→ **Your task**
Find the string "data" and gather every line that holds it.

→ **Supplied material**
========

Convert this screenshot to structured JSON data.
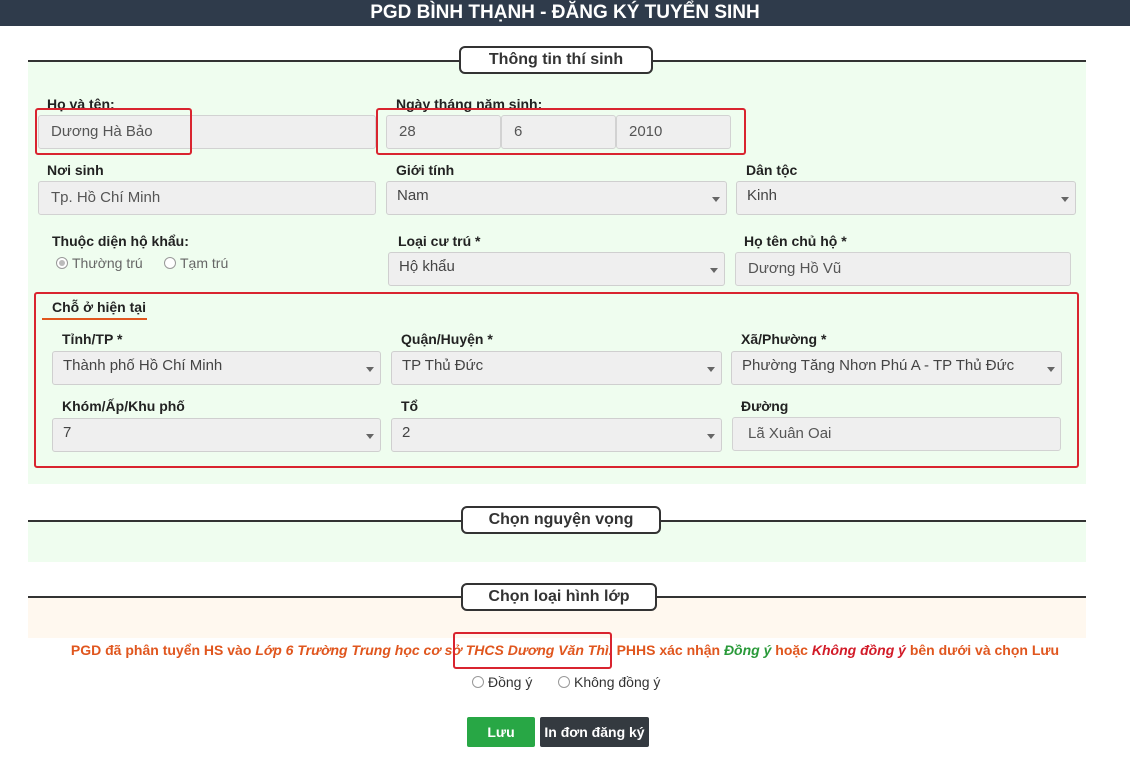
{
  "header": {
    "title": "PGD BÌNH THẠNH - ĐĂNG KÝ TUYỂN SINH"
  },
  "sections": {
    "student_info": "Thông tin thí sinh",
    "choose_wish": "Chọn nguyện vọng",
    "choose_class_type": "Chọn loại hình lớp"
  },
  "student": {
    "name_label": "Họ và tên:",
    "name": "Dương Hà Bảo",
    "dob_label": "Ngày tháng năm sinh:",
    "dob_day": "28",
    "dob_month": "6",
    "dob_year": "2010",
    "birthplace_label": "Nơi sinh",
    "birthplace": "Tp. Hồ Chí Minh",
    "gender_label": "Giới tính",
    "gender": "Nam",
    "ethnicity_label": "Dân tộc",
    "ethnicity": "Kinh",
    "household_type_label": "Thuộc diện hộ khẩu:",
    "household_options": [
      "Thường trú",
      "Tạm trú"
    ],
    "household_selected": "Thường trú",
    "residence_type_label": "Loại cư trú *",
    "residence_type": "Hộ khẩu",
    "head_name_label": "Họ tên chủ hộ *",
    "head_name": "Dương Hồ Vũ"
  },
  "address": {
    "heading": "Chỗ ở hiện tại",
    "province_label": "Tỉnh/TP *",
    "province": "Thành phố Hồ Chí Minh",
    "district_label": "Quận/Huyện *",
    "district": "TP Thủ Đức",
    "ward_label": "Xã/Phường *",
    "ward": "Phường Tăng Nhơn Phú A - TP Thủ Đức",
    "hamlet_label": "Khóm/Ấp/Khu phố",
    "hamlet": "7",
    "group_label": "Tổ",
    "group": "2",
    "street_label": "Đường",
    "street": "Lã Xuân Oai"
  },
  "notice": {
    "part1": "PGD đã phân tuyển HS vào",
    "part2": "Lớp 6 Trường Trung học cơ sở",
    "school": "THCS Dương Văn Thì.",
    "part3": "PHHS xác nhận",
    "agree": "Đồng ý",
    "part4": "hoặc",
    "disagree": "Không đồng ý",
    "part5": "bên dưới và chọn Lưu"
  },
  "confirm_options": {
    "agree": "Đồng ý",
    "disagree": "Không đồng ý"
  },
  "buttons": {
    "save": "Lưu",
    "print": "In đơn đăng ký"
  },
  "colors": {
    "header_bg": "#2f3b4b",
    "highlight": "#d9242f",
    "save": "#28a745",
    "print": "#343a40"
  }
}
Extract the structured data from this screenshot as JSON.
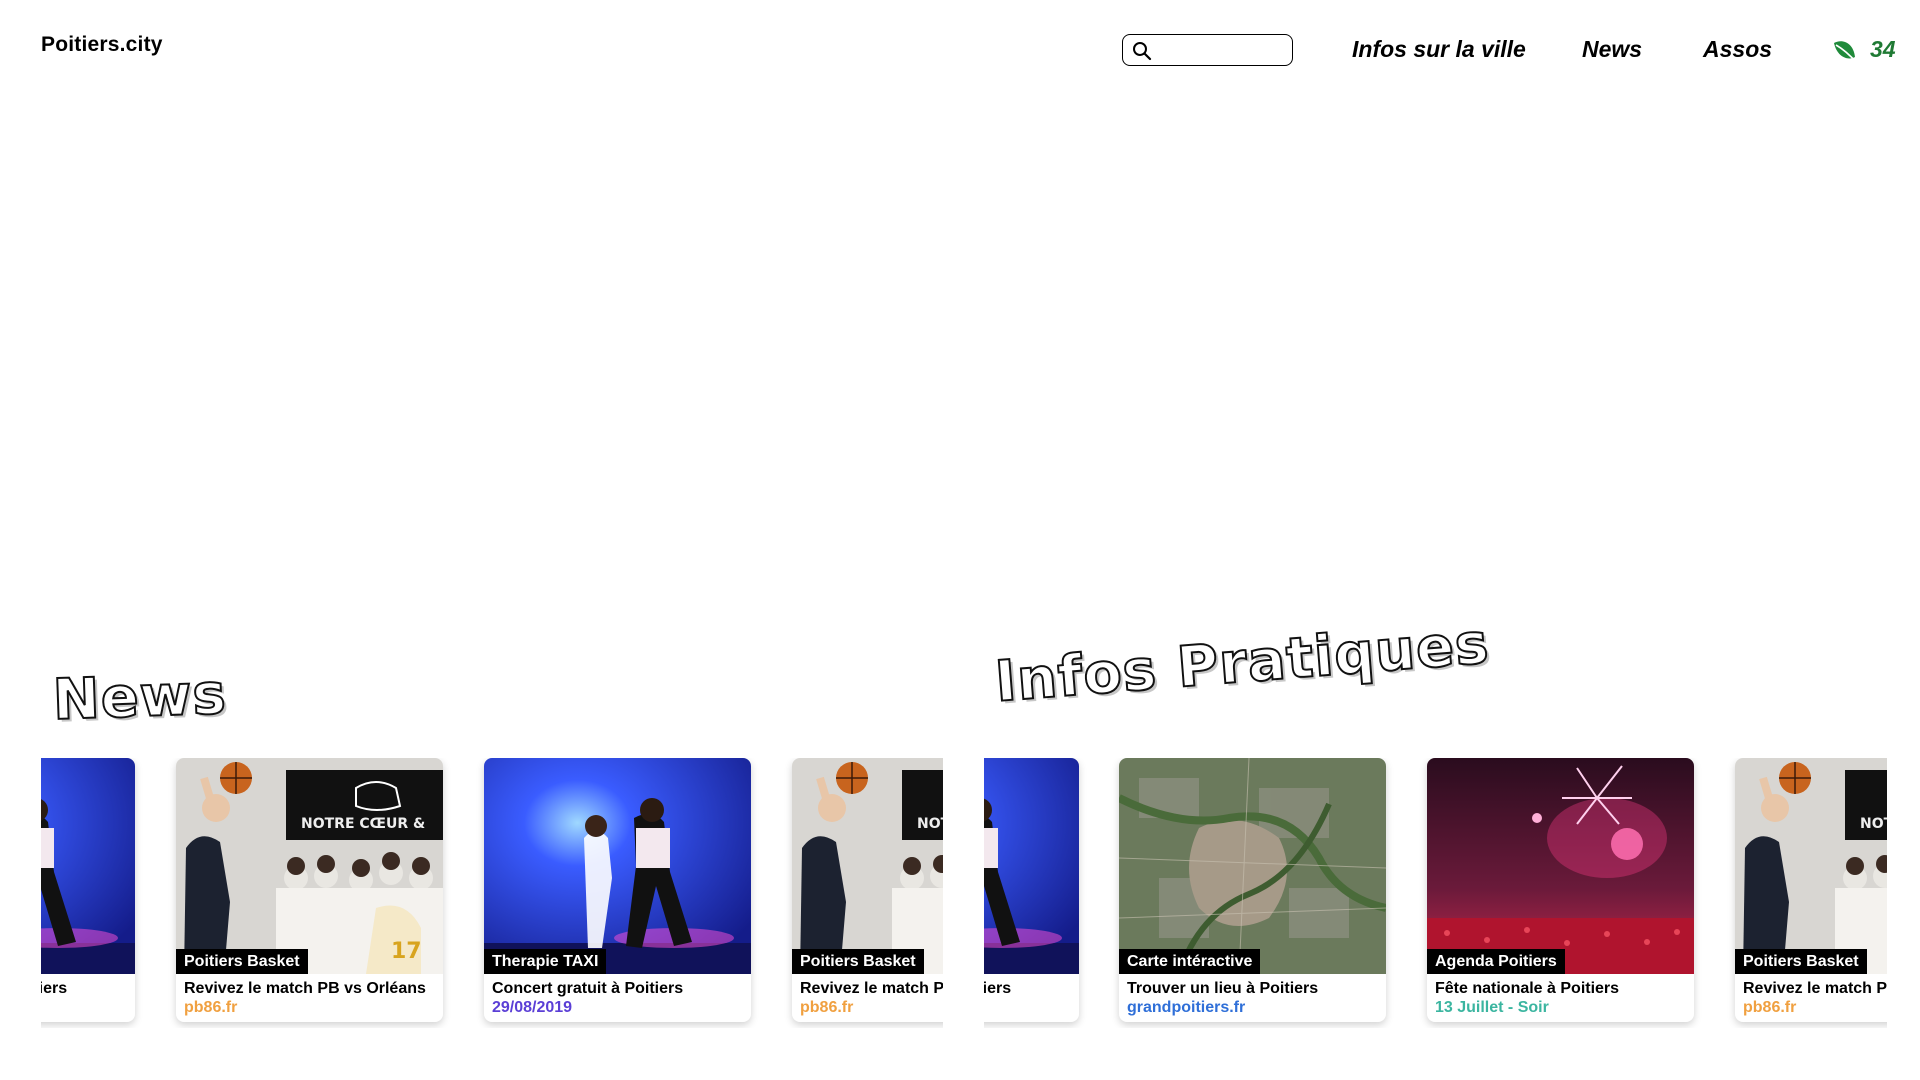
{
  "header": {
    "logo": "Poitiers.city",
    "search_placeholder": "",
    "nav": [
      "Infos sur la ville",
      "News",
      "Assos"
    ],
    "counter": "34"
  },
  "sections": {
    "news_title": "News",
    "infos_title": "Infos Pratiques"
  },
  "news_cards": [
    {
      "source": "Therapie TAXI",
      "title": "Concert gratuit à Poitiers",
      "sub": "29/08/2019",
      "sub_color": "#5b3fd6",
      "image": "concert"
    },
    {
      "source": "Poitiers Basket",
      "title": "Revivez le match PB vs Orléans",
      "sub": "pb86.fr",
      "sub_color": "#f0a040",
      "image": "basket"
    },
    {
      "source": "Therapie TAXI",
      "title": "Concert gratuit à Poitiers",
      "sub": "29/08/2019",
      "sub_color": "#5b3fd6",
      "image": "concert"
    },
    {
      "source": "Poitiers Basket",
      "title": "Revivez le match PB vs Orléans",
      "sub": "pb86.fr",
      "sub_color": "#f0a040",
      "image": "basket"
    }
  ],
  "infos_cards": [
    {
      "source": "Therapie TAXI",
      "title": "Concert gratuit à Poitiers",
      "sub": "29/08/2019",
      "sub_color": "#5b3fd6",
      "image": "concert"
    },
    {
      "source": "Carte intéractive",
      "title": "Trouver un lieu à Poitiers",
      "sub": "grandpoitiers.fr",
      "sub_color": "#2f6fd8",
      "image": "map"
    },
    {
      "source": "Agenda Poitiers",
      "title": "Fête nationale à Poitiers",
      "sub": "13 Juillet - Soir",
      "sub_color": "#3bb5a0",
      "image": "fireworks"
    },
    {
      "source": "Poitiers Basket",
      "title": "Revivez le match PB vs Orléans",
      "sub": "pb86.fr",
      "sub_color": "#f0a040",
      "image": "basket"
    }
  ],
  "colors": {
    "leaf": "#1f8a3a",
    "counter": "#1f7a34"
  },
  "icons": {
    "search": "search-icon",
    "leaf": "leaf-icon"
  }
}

========

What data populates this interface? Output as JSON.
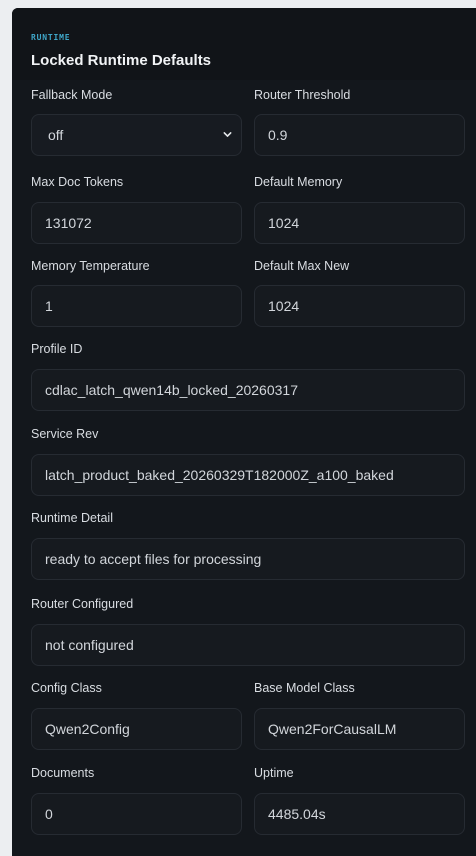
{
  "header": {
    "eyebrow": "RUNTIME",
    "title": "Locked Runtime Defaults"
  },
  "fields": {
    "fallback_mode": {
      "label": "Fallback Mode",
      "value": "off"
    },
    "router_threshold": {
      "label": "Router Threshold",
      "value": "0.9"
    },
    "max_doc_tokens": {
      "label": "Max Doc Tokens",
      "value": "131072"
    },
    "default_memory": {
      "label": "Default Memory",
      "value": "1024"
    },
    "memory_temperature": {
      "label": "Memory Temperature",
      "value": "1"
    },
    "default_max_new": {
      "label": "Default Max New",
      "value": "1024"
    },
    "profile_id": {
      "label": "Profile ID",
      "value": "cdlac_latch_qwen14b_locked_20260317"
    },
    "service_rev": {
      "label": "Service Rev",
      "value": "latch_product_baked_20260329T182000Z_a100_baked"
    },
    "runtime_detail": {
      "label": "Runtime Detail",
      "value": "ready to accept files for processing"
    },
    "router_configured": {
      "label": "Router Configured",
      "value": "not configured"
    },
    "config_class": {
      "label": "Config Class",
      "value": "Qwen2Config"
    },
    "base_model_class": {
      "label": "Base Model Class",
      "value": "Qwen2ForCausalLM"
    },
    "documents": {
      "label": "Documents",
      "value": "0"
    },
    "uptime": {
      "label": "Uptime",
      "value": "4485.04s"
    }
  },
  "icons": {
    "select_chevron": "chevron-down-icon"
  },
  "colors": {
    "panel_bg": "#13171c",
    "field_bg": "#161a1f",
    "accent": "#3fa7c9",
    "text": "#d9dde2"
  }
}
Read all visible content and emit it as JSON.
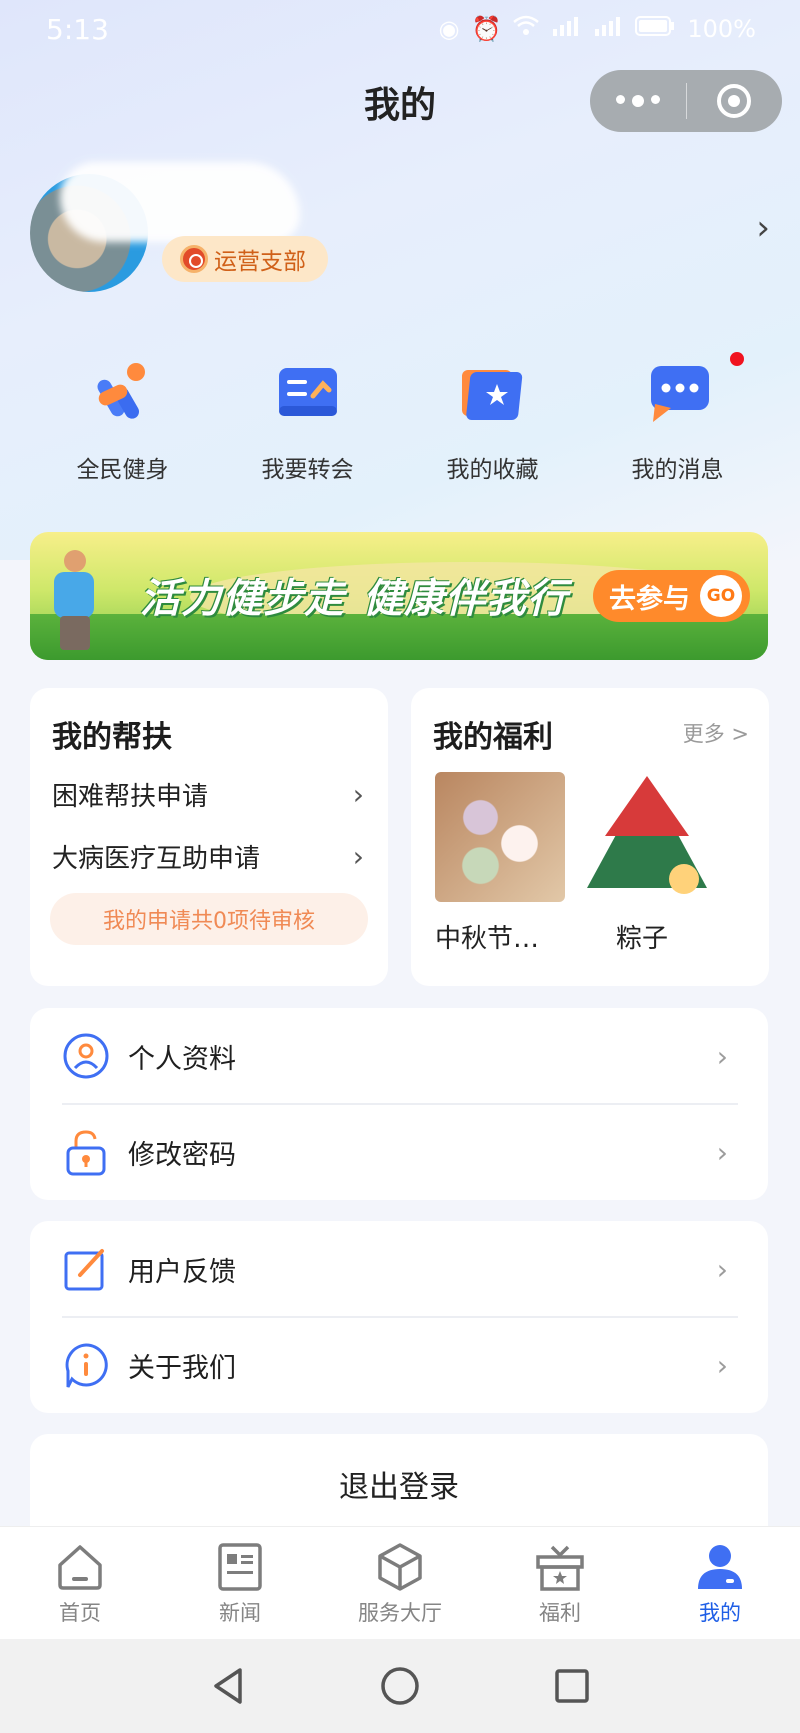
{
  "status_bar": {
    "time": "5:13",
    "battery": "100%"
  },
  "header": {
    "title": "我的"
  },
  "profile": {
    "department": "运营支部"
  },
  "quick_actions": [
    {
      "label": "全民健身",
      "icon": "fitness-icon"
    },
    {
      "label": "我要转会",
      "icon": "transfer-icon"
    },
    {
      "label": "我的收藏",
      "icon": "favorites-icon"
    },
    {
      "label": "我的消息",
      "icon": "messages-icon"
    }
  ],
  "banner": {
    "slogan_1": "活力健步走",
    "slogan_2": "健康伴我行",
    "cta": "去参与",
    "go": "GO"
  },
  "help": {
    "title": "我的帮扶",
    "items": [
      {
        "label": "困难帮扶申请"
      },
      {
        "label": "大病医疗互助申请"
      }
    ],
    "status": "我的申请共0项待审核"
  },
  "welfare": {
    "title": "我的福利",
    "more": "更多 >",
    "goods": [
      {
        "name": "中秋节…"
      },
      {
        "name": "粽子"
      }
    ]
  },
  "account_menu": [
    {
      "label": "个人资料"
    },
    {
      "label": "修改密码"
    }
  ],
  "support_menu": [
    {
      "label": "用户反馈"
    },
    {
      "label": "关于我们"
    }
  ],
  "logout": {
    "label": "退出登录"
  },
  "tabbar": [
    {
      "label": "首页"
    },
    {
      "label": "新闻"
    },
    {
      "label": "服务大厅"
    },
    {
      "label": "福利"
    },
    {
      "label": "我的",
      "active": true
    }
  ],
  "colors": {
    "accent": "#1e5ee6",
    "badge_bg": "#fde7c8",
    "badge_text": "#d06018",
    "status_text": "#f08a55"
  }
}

========

→ **The result**
Convert this screenshot to structured JSON data.
Extract the structured data from this screenshot as JSON.
What data populates this interface? Output as JSON.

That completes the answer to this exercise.